++++ INPUT DATA ++++

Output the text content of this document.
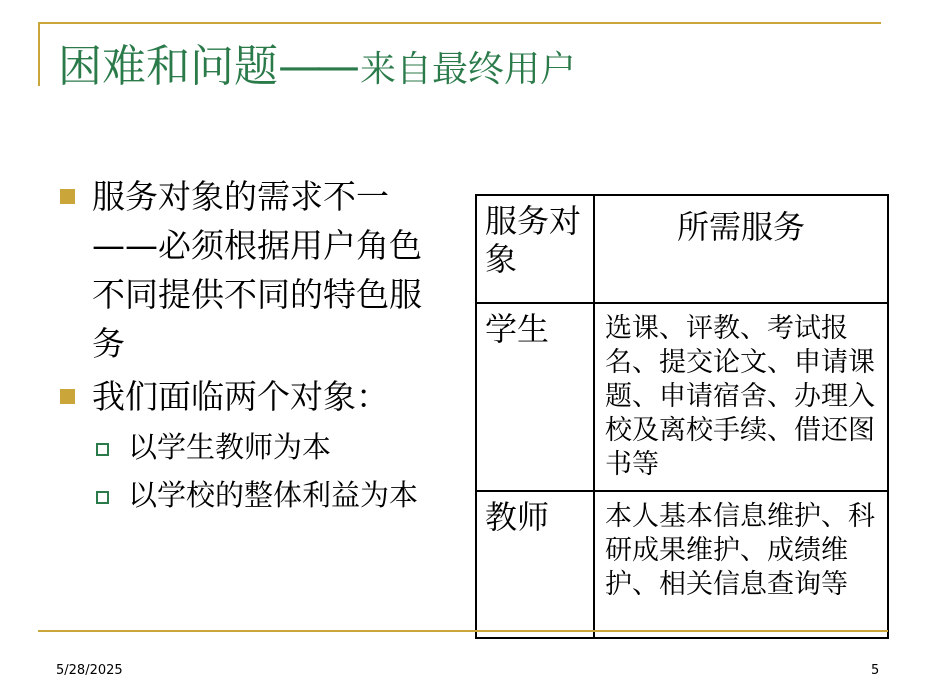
困难和问题—— 来自最终用户
服务对象的需求不一——必须根据用户角色不同提供不同的特色服务
我们面临两个对象：
以学生教师为本
以学校的整体利益为本
服务对象	所需服务
学生	选课、评教、考试报名、提交论文、申请课题、申请宿舍、办理入校及离校手续、借还图书等
教师	本人基本信息维护、科研成果维护、成绩维护、相关信息查询等
5/28/2025	5
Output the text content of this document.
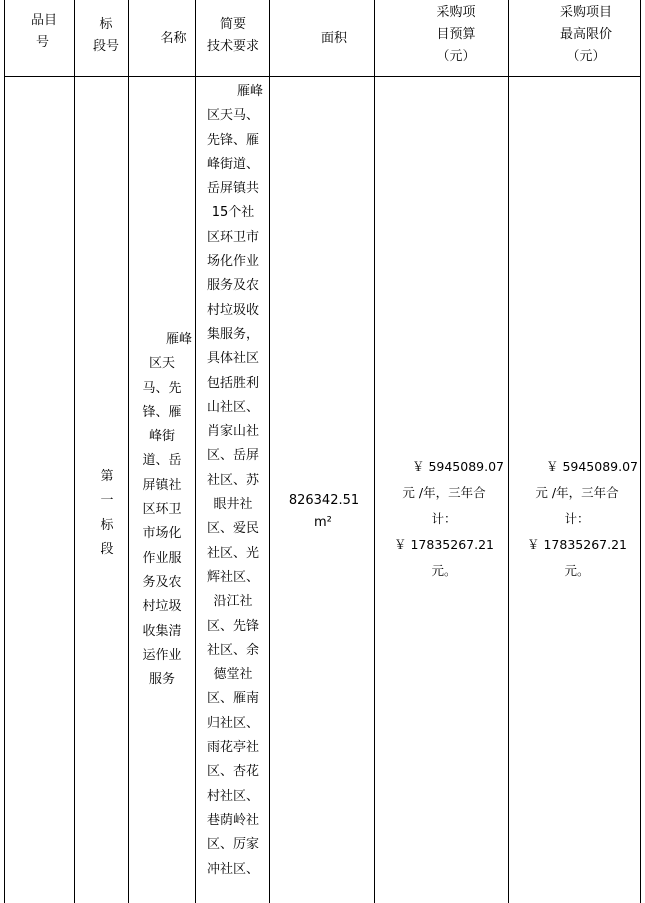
品目
号
标
段号
名称
简要
技术要求
面积
采购项
目预算
（元）
采购项目
最高限价
（元）
第
一
标
段
雁峰
区天
马、先
锋、雁
峰街
道、岳
屏镇社
区环卫
市场化
作业服
务及农
村垃圾
收集清
运作业
服务
雁峰
区天马、
先锋、雁
峰街道、
岳屏镇共
15个社
区环卫市
场化作业
服务及农
村垃圾收
集服务，
具体社区
包括胜利
山社区、
肖家山社
区、岳屏
社区、苏
眼井社
区、爱民
社区、光
辉社区、
沿江社
区、先锋
社区、余
德堂社
区、雁南
归社区、
雨花亭社
区、杏花
村社区、
巷荫岭社
区、厉家
冲社区、
826342.51
m²
￥ 5945089.07
元 /年，三年合
计：
￥ 17835267.21
元。
￥ 5945089.07
元 /年，三年合
计：
￥ 17835267.21
元。
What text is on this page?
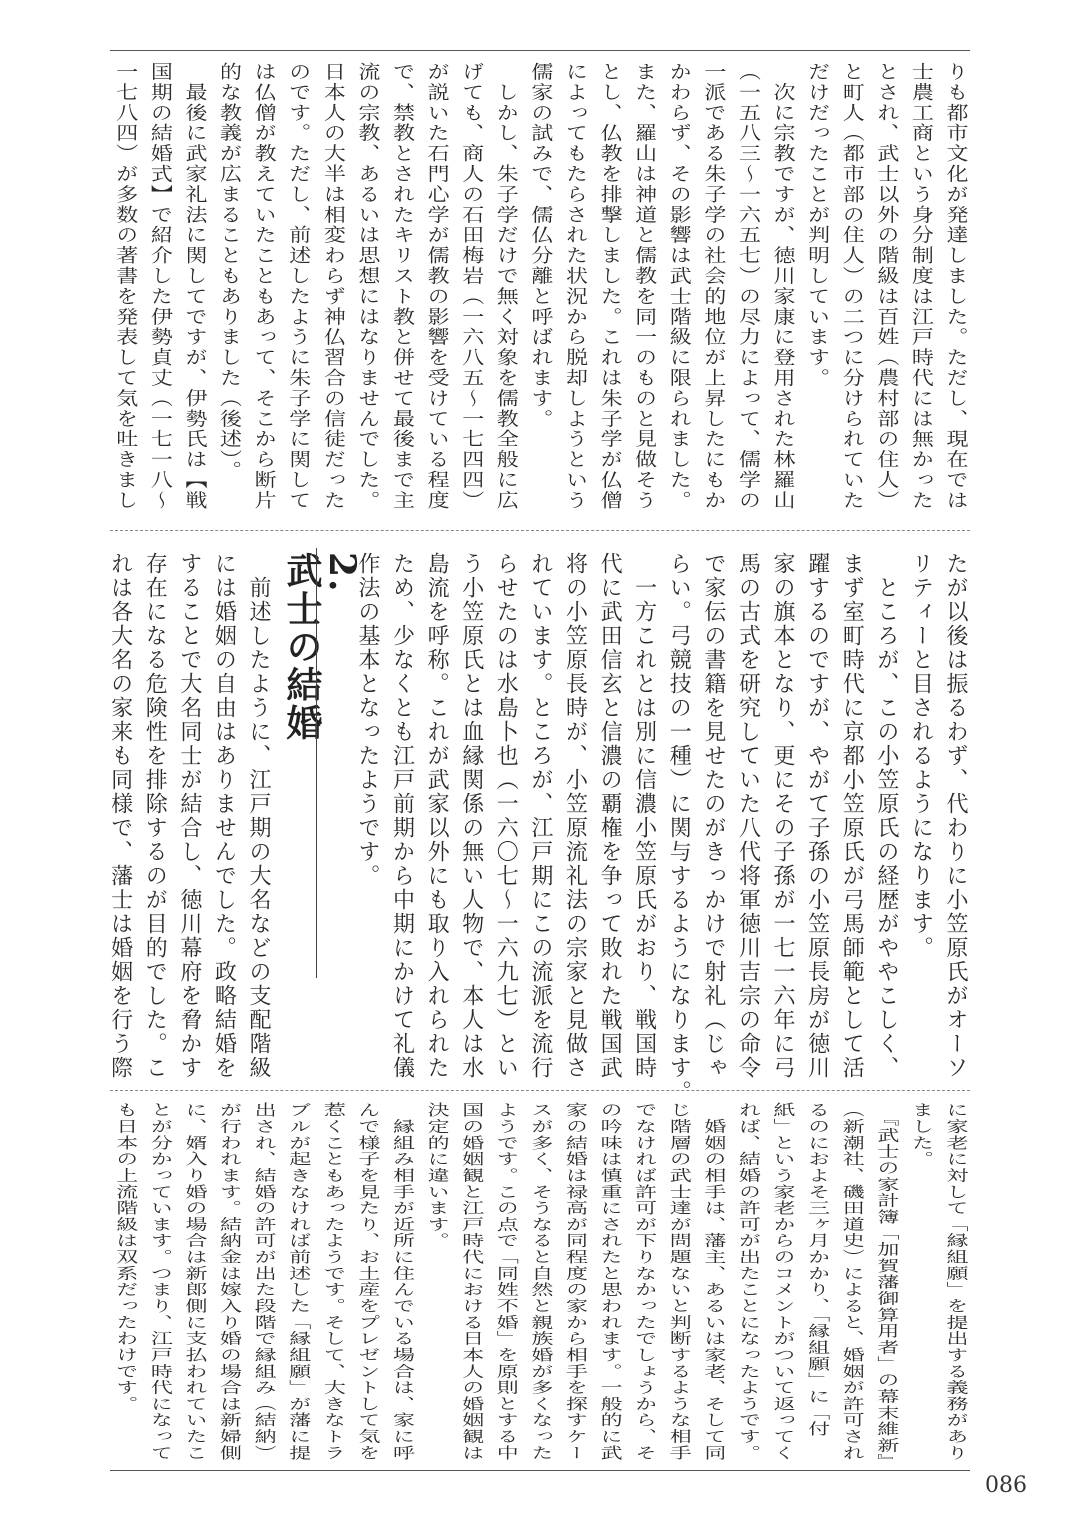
りも都市文化が発達しました。ただし、現在では
士農工商という身分制度は江戸時代には無かった
とされ、武士以外の階級は百姓（農村部の住人）
と町人（都市部の住人）の二つに分けられていた
だけだったことが判明しています。
　次に宗教ですが、徳川家康に登用された林羅山
（一五八三〜一六五七）の尽力によって、儒学の
一派である朱子学の社会的地位が上昇したにもか
かわらず、その影響は武士階級に限られました。
また、羅山は神道と儒教を同一のものと見做そう
とし、仏教を排撃しました。これは朱子学が仏僧
によってもたらされた状況から脱却しようという
儒家の試みで、儒仏分離と呼ばれます。
　しかし、朱子学だけで無く対象を儒教全般に広
げても、商人の石田梅岩（一六八五〜一七四四）
が説いた石門心学が儒教の影響を受けている程度
で、禁教とされたキリスト教と併せて最後まで主
流の宗教、あるいは思想にはなりませんでした。
日本人の大半は相変わらず神仏習合の信徒だった
のです。ただし、前述したように朱子学に関して
は仏僧が教えていたこともあって、そこから断片
的な教義が広まることもありました（後述）。
　最後に武家礼法に関してですが、伊勢氏は【戦
国期の結婚式】で紹介した伊勢貞丈（一七一八〜
一七八四）が多数の著書を発表して気を吐きまし
たが以後は振るわず、代わりに小笠原氏がオーソ
リティーと目されるようになります。
　ところが、この小笠原氏の経歴がややこしく、
まず室町時代に京都小笠原氏が弓馬師範として活
躍するのですが、やがて子孫の小笠原長房が徳川
家の旗本となり、更にその子孫が一七一六年に弓
馬の古式を研究していた八代将軍徳川吉宗の命令
で家伝の書籍を見せたのがきっかけで射礼（じゃ
らい。弓競技の一種）に関与するようになります。
　一方これとは別に信濃小笠原氏がおり、戦国時
代に武田信玄と信濃の覇権を争って敗れた戦国武
将の小笠原長時が、小笠原流礼法の宗家と見做さ
れています。ところが、江戸期にこの流派を流行
らせたのは水島卜也（一六〇七〜一六九七）とい
う小笠原氏とは血縁関係の無い人物で、本人は水
島流を呼称。これが武家以外にも取り入れられた
ため、少なくとも江戸前期から中期にかけて礼儀
作法の基本となったようです。
2.
武士の結婚
　前述したように、江戸期の大名などの支配階級
には婚姻の自由はありませんでした。政略結婚を
することで大名同士が結合し、徳川幕府を脅かす
存在になる危険性を排除するのが目的でした。こ
れは各大名の家来も同様で、藩士は婚姻を行う際
に家老に対して「縁組願」を提出する義務があり
ました。
　『武士の家計簿「加賀藩御算用者」の幕末維新』
（新潮社、磯田道史）によると、婚姻が許可され
るのにおよそ三ヶ月かかり、「縁組願」に「付
紙」という家老からのコメントがついて返ってく
れば、結婚の許可が出たことになったようです。
　婚姻の相手は、藩主、あるいは家老、そして同
じ階層の武士達が問題ないと判断するような相手
でなければ許可が下りなかったでしょうから、そ
の吟味は慎重にされたと思われます。一般的に武
家の結婚は禄高が同程度の家から相手を探すケー
スが多く、そうなると自然と親族婚が多くなった
ようです。この点で「同姓不婚」を原則とする中
国の婚姻観と江戸時代における日本人の婚姻観は
決定的に違います。
　縁組み相手が近所に住んでいる場合は、家に呼
んで様子を見たり、お土産をプレゼントして気を
惹くこともあったようです。そして、大きなトラ
ブルが起きなければ前述した「縁組願」が藩に提
出され、結婚の許可が出た段階で縁組み（結納）
が行われます。結納金は嫁入り婚の場合は新婦側
に、婿入り婚の場合は新郎側に支払われていたこ
とが分かっています。つまり、江戸時代になって
も日本の上流階級は双系だったわけです。
086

++++

▶ [PROBLEM TO SOLVE]: Repeat verbatim the range of lines that opens at the line containing "What text is on this page?" and closes at the last line of the entries, excluding all pictures.

▶ [REPLY TO THE TASK]:
What text is on this page?
りも都市文化が発達しました。ただし、現在では
士農工商という身分制度は江戸時代には無かった
とされ、武士以外の階級は百姓（農村部の住人）
と町人（都市部の住人）の二つに分けられていた
だけだったことが判明しています。
　次に宗教ですが、徳川家康に登用された林羅山
（一五八三〜一六五七）の尽力によって、儒学の
一派である朱子学の社会的地位が上昇したにもか
かわらず、その影響は武士階級に限られました。
また、羅山は神道と儒教を同一のものと見做そう
とし、仏教を排撃しました。これは朱子学が仏僧
によってもたらされた状況から脱却しようという
儒家の試みで、儒仏分離と呼ばれます。
　しかし、朱子学だけで無く対象を儒教全般に広
げても、商人の石田梅岩（一六八五〜一七四四）
が説いた石門心学が儒教の影響を受けている程度
で、禁教とされたキリスト教と併せて最後まで主
流の宗教、あるいは思想にはなりませんでした。
日本人の大半は相変わらず神仏習合の信徒だった
のです。ただし、前述したように朱子学に関して
は仏僧が教えていたこともあって、そこから断片
的な教義が広まることもありました（後述）。
　最後に武家礼法に関してですが、伊勢氏は【戦
国期の結婚式】で紹介した伊勢貞丈（一七一八〜
一七八四）が多数の著書を発表して気を吐きまし
たが以後は振るわず、代わりに小笠原氏がオーソ
リティーと目されるようになります。
　ところが、この小笠原氏の経歴がややこしく、
まず室町時代に京都小笠原氏が弓馬師範として活
躍するのですが、やがて子孫の小笠原長房が徳川
家の旗本となり、更にその子孫が一七一六年に弓
馬の古式を研究していた八代将軍徳川吉宗の命令
で家伝の書籍を見せたのがきっかけで射礼（じゃ
らい。弓競技の一種）に関与するようになります。
　一方これとは別に信濃小笠原氏がおり、戦国時
代に武田信玄と信濃の覇権を争って敗れた戦国武
将の小笠原長時が、小笠原流礼法の宗家と見做さ
れています。ところが、江戸期にこの流派を流行
らせたのは水島卜也（一六〇七〜一六九七）とい
う小笠原氏とは血縁関係の無い人物で、本人は水
島流を呼称。これが武家以外にも取り入れられた
ため、少なくとも江戸前期から中期にかけて礼儀
作法の基本となったようです。
2.
武士の結婚
　前述したように、江戸期の大名などの支配階級
には婚姻の自由はありませんでした。政略結婚を
することで大名同士が結合し、徳川幕府を脅かす
存在になる危険性を排除するのが目的でした。こ
れは各大名の家来も同様で、藩士は婚姻を行う際
に家老に対して「縁組願」を提出する義務があり
ました。
　『武士の家計簿「加賀藩御算用者」の幕末維新』
（新潮社、磯田道史）によると、婚姻が許可され
るのにおよそ三ヶ月かかり、「縁組願」に「付
紙」という家老からのコメントがついて返ってく
れば、結婚の許可が出たことになったようです。
　婚姻の相手は、藩主、あるいは家老、そして同
じ階層の武士達が問題ないと判断するような相手
でなければ許可が下りなかったでしょうから、そ
の吟味は慎重にされたと思われます。一般的に武
家の結婚は禄高が同程度の家から相手を探すケー
スが多く、そうなると自然と親族婚が多くなった
ようです。この点で「同姓不婚」を原則とする中
国の婚姻観と江戸時代における日本人の婚姻観は
決定的に違います。
　縁組み相手が近所に住んでいる場合は、家に呼
んで様子を見たり、お土産をプレゼントして気を
惹くこともあったようです。そして、大きなトラ
ブルが起きなければ前述した「縁組願」が藩に提
出され、結婚の許可が出た段階で縁組み（結納）
が行われます。結納金は嫁入り婚の場合は新婦側
に、婿入り婚の場合は新郎側に支払われていたこ
とが分かっています。つまり、江戸時代になって
も日本の上流階級は双系だったわけです。
086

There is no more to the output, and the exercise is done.